Dataset entries

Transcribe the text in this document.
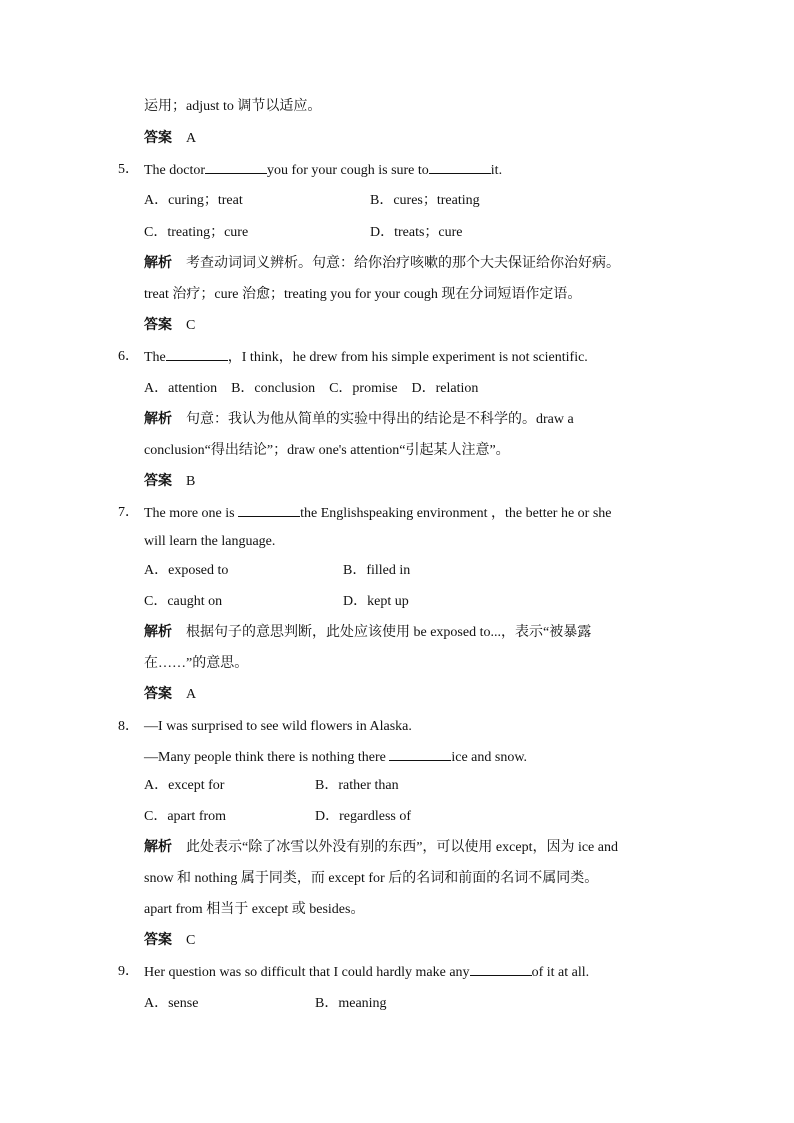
运用；adjust to 调节以适应。
答案 A
5． The doctor	you for your cough is sure to	it.
A．curing；treat	B．cures；treating
C．treating；cure	D．treats；cure
解析 考查动词词义辨析。句意：给你治疗咳嗽的那个大夫保证给你治好病。
treat 治疗；cure 治愈；treating you for your cough 现在分词短语作定语。
答案 C
6． The	，I think，he drew from his simple experiment is not scientific.
A．attention　B．conclusion　C．promise　D．relation
解析 句意：我认为他从简单的实验中得出的结论是不科学的。draw a
conclusion“得出结论”；draw one's attention“引起某人注意”。
答案 B
7． The more one is	the Englishspeaking environment ，the better he or she
will learn the language.
A．exposed to	B．filled in
C．caught on	D．kept up
解析 根据句子的意思判断，此处应该使用 be exposed to...，表示“被暴露
在……”的意思。
答案 A
8． —I was surprised to see wild flowers in Alaska.
—Many people think there is nothing there	ice and snow.
A．except for	B．rather than
C．apart from	D．regardless of
解析 此处表示“除了冰雪以外没有别的东西”，可以使用 except，因为 ice and
snow 和 nothing 属于同类，而 except for 后的名词和前面的名词不属同类。
apart from 相当于 except 或 besides。
答案 C
9． Her question was so difficult that I could hardly make any	of it at all.
A．sense	B．meaning
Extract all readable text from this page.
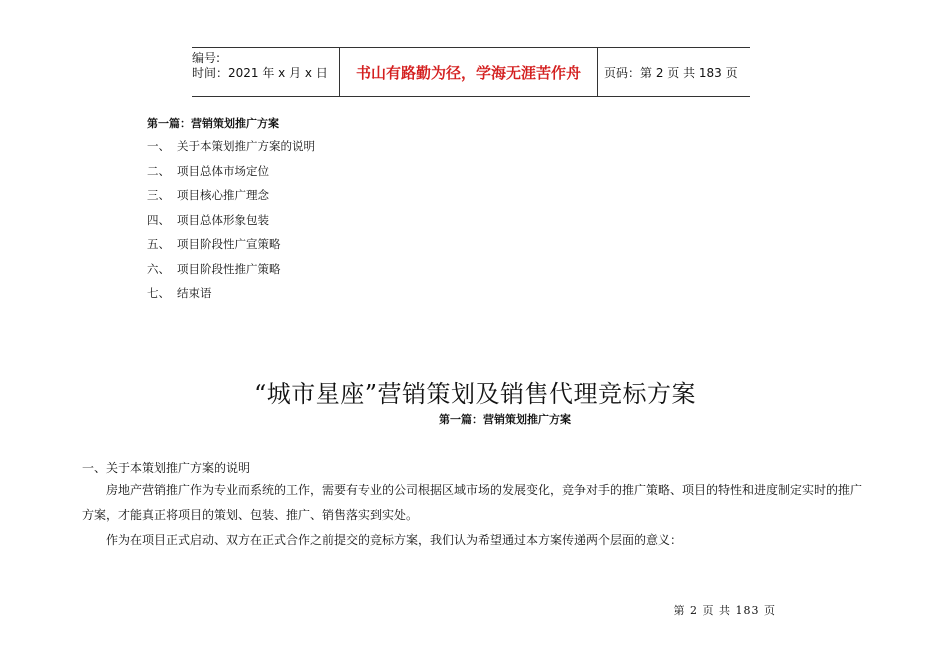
编号:
时间：2021 年 x 月 x 日	书山有路勤为径，学海无涯苦作舟	页码：第 2 页 共 183 页
第一篇：营销策划推广方案
一、 关于本策划推广方案的说明
二、 项目总体市场定位
三、 项目核心推广理念
四、 项目总体形象包装
五、 项目阶段性广宣策略
六、 项目阶段性推广策略
七、 结束语
“城市星座”营销策划及销售代理竞标方案
第一篇：营销策划推广方案
一、关于本策划推广方案的说明

房地产营销推广作为专业而系统的工作，需要有专业的公司根据区域市场的发展变化，竞争对手的推广策略、项目的特性和进度制定实时的推广方案，才能真正将项目的策划、包装、推广、销售落实到实处。

作为在项目正式启动、双方在正式合作之前提交的竞标方案，我们认为希望通过本方案传递两个层面的意义：

第 2 页 共 183 页
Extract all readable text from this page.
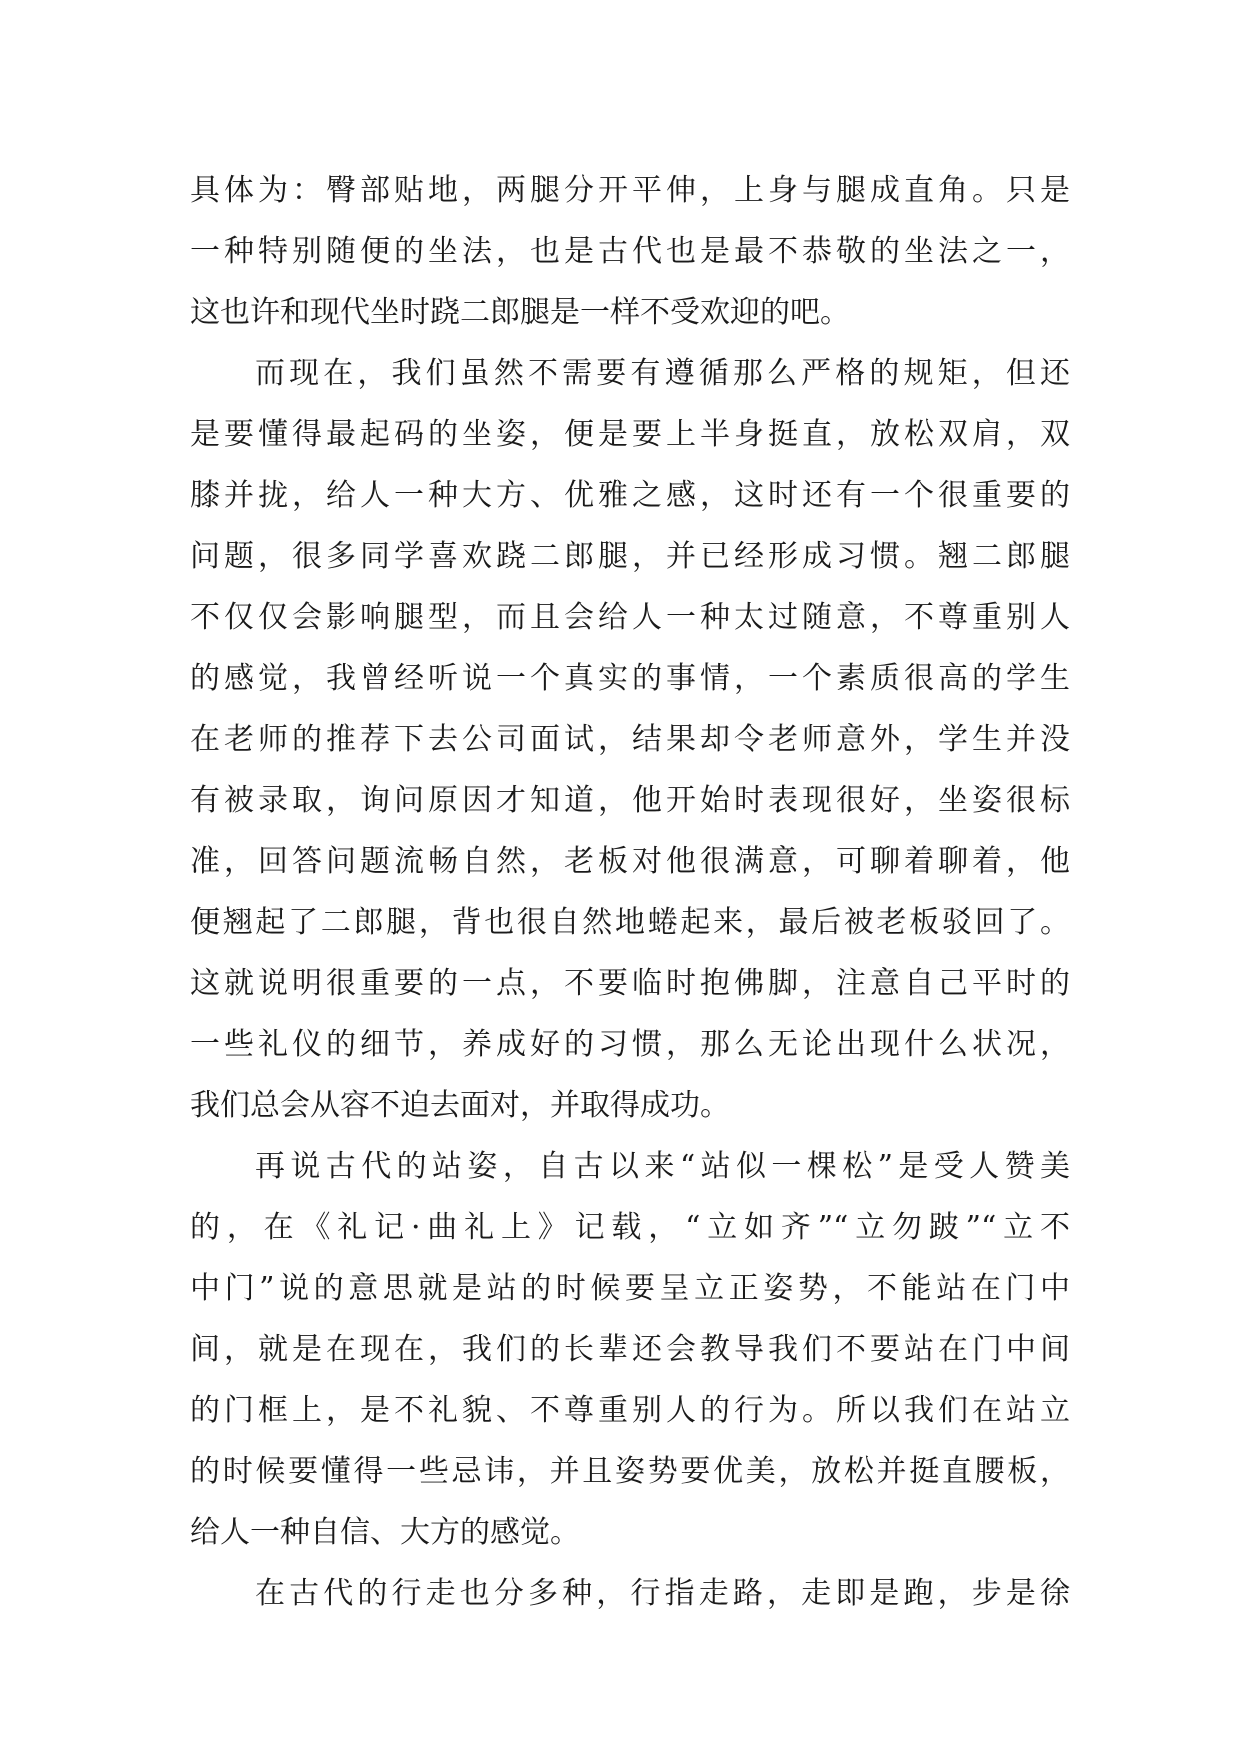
具体为：臀部贴地，两腿分开平伸，上身与腿成直角。只是
一种特别随便的坐法，也是古代也是最不恭敬的坐法之一，
这也许和现代坐时跷二郎腿是一样不受欢迎的吧。
而现在，我们虽然不需要有遵循那么严格的规矩，但还
是要懂得最起码的坐姿，便是要上半身挺直，放松双肩，双
膝并拢，给人一种大方、优雅之感，这时还有一个很重要的
问题，很多同学喜欢跷二郎腿，并已经形成习惯。翘二郎腿
不仅仅会影响腿型，而且会给人一种太过随意，不尊重别人
的感觉，我曾经听说一个真实的事情，一个素质很高的学生
在老师的推荐下去公司面试，结果却令老师意外，学生并没
有被录取，询问原因才知道，他开始时表现很好，坐姿很标
准，回答问题流畅自然，老板对他很满意，可聊着聊着，他
便翘起了二郎腿，背也很自然地蜷起来，最后被老板驳回了。
这就说明很重要的一点，不要临时抱佛脚，注意自己平时的
一些礼仪的细节，养成好的习惯，那么无论出现什么状况，
我们总会从容不迫去面对，并取得成功。
再说古代的站姿，自古以来“站似一棵松”是受人赞美
的，在《礼记·曲礼上》记载，“立如齐”“立勿跛”“立不
中门”说的意思就是站的时候要呈立正姿势，不能站在门中
间，就是在现在，我们的长辈还会教导我们不要站在门中间
的门框上，是不礼貌、不尊重别人的行为。所以我们在站立
的时候要懂得一些忌讳，并且姿势要优美，放松并挺直腰板，
给人一种自信、大方的感觉。
在古代的行走也分多种，行指走路，走即是跑，步是徐
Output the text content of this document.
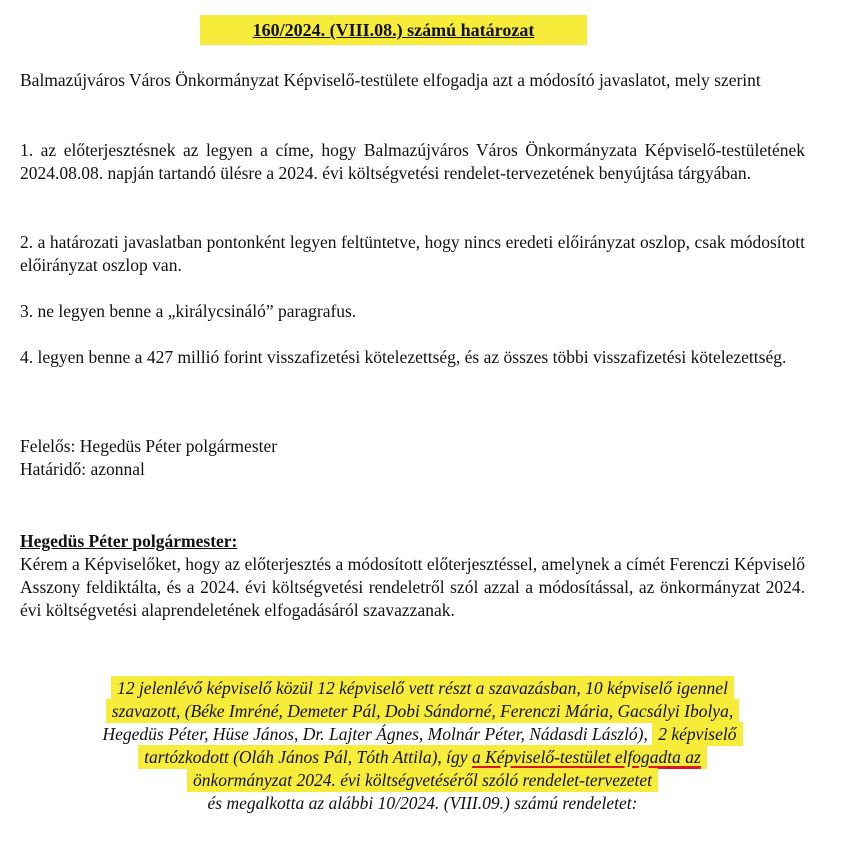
160/2024. (VIII.08.) számú határozat

Balmazújváros Város Önkormányzat Képviselő-testülete elfogadja azt a módosító javaslatot, mely szerint

1. az előterjesztésnek az legyen a címe, hogy Balmazújváros Város Önkormányzata Képviselő-testületének 2024.08.08. napján tartandó ülésre a 2024. évi költségvetési rendelet-tervezetének benyújtása tárgyában.

2. a határozati javaslatban pontonként legyen feltüntetve, hogy nincs eredeti előirányzat oszlop, csak módosított előirányzat oszlop van.

3. ne legyen benne a „királycsináló” paragrafus.

4. legyen benne a 427 millió forint visszafizetési kötelezettség, és az összes többi visszafizetési kötelezettség.

Felelős: Hegedüs Péter polgármester

Határidő: azonnal

Hegedüs Péter polgármester:

Kérem a Képviselőket, hogy az előterjesztés a módosított előterjesztéssel, amelynek a címét Ferenczi Képviselő Asszony feldiktálta, és a 2024. évi költségvetési rendeletről szól azzal a módosítással, az önkormányzat 2024. évi költségvetési alaprendeletének elfogadásáról szavazzanak.

12 jelenlévő képviselő közül 12 képviselő vett részt a szavazásban, 10 képviselő igennel
szavazott, (Béke Imréné, Demeter Pál, Dobi Sándorné, Ferenczi Mária, Gacsályi Ibolya,
Hegedüs Péter, Hüse János, Dr. Lajter Ágnes, Molnár Péter, Nádasdi László), 2 képviselő
tartózkodott (Oláh János Pál, Tóth Attila), így a Képviselő-testület elfogadta az
önkormányzat 2024. évi költségvetéséről szóló rendelet-tervezetet
és megalkotta az alábbi 10/2024. (VIII.09.) számú rendeletet:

Stated goal — From the line containing "Output the text content of this document." to the end of the data above, give those lines again verbatim, with both endpoints included and no images.

Correct result —
Output the text content of this document.
160/2024. (VIII.08.) számú határozat

Balmazújváros Város Önkormányzat Képviselő-testülete elfogadja azt a módosító javaslatot, mely szerint

1. az előterjesztésnek az legyen a címe, hogy Balmazújváros Város Önkormányzata Képviselő-testületének 2024.08.08. napján tartandó ülésre a 2024. évi költségvetési rendelet-tervezetének benyújtása tárgyában.

2. a határozati javaslatban pontonként legyen feltüntetve, hogy nincs eredeti előirányzat oszlop, csak módosított előirányzat oszlop van.

3. ne legyen benne a „királycsináló” paragrafus.

4. legyen benne a 427 millió forint visszafizetési kötelezettség, és az összes többi visszafizetési kötelezettség.

Felelős: Hegedüs Péter polgármester

Határidő: azonnal

Hegedüs Péter polgármester:

Kérem a Képviselőket, hogy az előterjesztés a módosított előterjesztéssel, amelynek a címét Ferenczi Képviselő Asszony feldiktálta, és a 2024. évi költségvetési rendeletről szól azzal a módosítással, az önkormányzat 2024. évi költségvetési alaprendeletének elfogadásáról szavazzanak.

12 jelenlévő képviselő közül 12 képviselő vett részt a szavazásban, 10 képviselő igennel
szavazott, (Béke Imréné, Demeter Pál, Dobi Sándorné, Ferenczi Mária, Gacsályi Ibolya,
Hegedüs Péter, Hüse János, Dr. Lajter Ágnes, Molnár Péter, Nádasdi László), 2 képviselő
tartózkodott (Oláh János Pál, Tóth Attila), így a Képviselő-testület elfogadta az
önkormányzat 2024. évi költségvetéséről szóló rendelet-tervezetet
és megalkotta az alábbi 10/2024. (VIII.09.) számú rendeletet:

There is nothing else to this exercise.